> **WHAT IS REQUIRED**:
Lift out all lines below that contain "Daniel".

====== PROVIDED DATA ======

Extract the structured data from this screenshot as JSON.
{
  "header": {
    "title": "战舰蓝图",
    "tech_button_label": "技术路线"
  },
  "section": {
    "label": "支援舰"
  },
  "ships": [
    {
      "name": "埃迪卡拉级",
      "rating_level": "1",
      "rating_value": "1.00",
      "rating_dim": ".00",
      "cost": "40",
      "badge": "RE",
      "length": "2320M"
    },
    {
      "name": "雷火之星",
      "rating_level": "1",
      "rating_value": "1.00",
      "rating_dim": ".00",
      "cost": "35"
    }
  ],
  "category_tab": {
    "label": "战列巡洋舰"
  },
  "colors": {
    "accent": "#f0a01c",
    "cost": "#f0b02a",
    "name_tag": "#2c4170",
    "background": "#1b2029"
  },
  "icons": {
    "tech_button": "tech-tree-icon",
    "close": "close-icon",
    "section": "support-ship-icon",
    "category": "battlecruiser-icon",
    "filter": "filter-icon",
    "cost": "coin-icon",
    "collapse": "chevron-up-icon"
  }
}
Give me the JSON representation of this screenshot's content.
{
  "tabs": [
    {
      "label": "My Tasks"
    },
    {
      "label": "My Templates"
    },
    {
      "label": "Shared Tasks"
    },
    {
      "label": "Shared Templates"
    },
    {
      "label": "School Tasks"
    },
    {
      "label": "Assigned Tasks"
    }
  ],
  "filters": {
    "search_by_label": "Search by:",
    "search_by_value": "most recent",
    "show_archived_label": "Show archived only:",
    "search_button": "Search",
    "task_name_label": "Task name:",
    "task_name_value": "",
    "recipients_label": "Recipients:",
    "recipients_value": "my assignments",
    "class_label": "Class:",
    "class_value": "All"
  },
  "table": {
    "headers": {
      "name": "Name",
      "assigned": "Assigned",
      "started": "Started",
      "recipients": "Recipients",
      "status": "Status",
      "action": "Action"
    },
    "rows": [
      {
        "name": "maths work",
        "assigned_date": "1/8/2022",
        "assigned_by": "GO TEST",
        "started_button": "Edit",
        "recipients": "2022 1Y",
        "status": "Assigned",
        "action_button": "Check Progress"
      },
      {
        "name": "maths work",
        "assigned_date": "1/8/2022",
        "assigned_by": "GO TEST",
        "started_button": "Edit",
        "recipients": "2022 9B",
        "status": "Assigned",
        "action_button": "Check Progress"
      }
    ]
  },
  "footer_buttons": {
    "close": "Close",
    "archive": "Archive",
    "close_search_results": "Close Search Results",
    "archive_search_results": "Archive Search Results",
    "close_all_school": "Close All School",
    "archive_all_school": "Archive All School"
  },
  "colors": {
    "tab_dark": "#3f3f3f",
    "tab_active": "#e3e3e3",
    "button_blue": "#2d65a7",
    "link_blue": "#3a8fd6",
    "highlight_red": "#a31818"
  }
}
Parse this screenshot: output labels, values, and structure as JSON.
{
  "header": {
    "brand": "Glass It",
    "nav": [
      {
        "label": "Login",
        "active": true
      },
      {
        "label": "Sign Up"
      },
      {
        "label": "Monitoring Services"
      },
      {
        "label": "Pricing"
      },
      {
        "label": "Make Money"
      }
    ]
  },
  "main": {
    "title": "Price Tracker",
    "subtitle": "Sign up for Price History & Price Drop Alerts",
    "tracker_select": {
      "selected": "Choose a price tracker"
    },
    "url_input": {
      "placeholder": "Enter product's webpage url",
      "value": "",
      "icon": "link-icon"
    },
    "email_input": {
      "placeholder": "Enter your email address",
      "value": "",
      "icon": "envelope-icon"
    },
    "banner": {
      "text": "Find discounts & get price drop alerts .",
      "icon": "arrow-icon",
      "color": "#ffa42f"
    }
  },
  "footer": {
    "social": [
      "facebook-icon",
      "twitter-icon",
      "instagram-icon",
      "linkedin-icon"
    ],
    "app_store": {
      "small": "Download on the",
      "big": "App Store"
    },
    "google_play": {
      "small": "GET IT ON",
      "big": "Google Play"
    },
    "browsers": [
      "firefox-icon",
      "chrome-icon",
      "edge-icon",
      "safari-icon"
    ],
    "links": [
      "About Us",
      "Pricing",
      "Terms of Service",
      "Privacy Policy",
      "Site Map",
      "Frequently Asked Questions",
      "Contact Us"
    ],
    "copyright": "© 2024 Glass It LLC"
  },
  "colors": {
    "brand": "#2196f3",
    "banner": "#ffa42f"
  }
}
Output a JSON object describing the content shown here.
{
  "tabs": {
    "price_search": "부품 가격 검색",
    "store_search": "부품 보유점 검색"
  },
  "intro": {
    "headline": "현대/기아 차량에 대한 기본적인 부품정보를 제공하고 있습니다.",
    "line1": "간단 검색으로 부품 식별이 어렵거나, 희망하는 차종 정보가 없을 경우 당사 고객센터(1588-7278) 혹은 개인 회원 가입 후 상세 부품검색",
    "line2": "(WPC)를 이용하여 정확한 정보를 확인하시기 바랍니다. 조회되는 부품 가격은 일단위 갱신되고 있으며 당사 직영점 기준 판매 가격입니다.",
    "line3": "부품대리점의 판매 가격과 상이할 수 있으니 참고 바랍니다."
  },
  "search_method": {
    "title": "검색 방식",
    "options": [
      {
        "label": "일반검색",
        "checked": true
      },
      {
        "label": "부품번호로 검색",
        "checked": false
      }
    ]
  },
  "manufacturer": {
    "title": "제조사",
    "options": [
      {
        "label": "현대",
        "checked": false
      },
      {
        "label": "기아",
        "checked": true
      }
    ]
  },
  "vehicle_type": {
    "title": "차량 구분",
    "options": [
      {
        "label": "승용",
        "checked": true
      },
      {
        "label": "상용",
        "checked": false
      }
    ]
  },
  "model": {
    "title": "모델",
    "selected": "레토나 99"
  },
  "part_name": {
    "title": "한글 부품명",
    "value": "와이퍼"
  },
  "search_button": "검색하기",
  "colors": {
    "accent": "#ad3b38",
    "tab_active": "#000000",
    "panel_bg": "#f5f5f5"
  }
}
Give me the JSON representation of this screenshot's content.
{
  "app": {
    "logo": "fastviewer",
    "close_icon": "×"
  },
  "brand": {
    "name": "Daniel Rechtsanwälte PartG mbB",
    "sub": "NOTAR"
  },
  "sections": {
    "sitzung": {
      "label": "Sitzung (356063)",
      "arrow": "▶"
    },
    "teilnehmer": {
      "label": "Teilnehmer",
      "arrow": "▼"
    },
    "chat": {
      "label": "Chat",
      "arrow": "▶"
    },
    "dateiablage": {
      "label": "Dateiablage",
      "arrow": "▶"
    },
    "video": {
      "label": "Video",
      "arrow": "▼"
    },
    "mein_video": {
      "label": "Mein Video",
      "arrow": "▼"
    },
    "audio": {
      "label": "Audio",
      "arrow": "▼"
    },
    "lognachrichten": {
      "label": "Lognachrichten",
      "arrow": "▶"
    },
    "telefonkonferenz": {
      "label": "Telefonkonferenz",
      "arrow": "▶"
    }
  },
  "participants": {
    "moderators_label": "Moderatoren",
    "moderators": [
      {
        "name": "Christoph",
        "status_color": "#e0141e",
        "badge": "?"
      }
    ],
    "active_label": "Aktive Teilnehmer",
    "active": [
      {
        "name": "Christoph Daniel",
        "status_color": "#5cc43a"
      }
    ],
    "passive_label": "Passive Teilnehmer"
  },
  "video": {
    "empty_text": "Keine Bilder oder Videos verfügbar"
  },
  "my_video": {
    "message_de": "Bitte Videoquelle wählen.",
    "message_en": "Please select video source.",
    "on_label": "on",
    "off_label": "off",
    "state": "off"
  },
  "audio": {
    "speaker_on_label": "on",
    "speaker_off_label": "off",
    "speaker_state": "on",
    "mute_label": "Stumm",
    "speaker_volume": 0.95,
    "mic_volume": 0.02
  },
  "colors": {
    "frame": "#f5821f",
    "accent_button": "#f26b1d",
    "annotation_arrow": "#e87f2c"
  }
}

======

> **THE RESULT**:
    "name": "Daniel Rechtsanwälte PartG mbB",
        "name": "Christoph Daniel",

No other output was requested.